▼
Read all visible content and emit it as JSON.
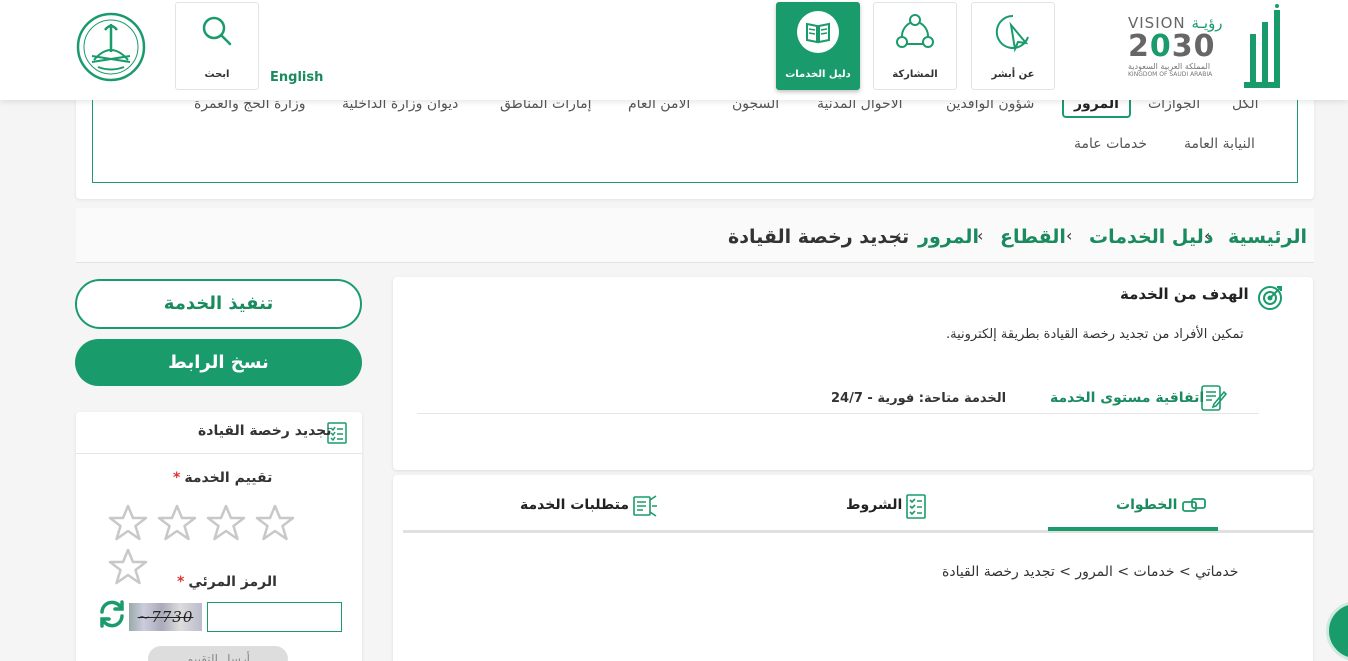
{
  "header": {
    "vision": {
      "word": "VISION",
      "ar_word": "رؤيـة",
      "year_a": "2",
      "year_b": "0",
      "year_c": "30",
      "kingdom_ar": "المملكة العربية السعودية",
      "kingdom_en": "KINGDOM OF SAUDI ARABIA"
    },
    "nav": [
      {
        "label": "عن أبشر",
        "icon": "cursor-click-icon"
      },
      {
        "label": "المشاركة",
        "icon": "share-nodes-icon"
      },
      {
        "label": "دليل الخدمات",
        "icon": "book-icon"
      },
      {
        "label": "ابحث",
        "icon": "search-icon"
      }
    ],
    "language_link": "English"
  },
  "categories": [
    "الكل",
    "الجوازات",
    "المرور",
    "شؤون الوافدين",
    "الاحوال المدنية",
    "السجون",
    "الامن العام",
    "إمارات المناطق",
    "ديوان وزارة الداخلية",
    "وزارة الحج والعمرة",
    "النيابة العامة",
    "خدمات عامة"
  ],
  "breadcrumb": [
    "الرئيسية",
    "دليل الخدمات",
    "القطاع",
    "المرور",
    "تجديد رخصة القيادة"
  ],
  "goal": {
    "title": "الهدف من الخدمة",
    "description": "تمكين الأفراد من تجديد رخصة القيادة بطريقة إلكترونية.",
    "sla_label": "اتفاقية مستوى الخدمة",
    "availability": "الخدمة متاحة: فورية - 24/7"
  },
  "tabs": {
    "items": [
      "الخطوات",
      "الشروط",
      "متطلبات الخدمة"
    ],
    "steps_path": "خدماتي > خدمات > المرور > تجديد رخصة القيادة"
  },
  "actions": {
    "execute": "تنفيذ الخدمة",
    "copy_link": "نسخ الرابط"
  },
  "rating": {
    "title": "تجديد رخصة القيادة",
    "rate_label": "تقييم الخدمة",
    "captcha_label": "الرمز المرئي",
    "required_mark": "*",
    "captcha_text": "~7730",
    "send": "أرسل التقييم",
    "stars": 5,
    "value": 0
  },
  "colors": {
    "brand": "#1a9b6c",
    "text": "#222222"
  }
}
▲
TASK TO COMPLETE: Copy down every line of the material above that includes the string "icon".

PROBLEM SOLUTION:
        "icon": "cursor-click-icon"
        "icon": "share-nodes-icon"
        "icon": "book-icon"
        "icon": "search-icon"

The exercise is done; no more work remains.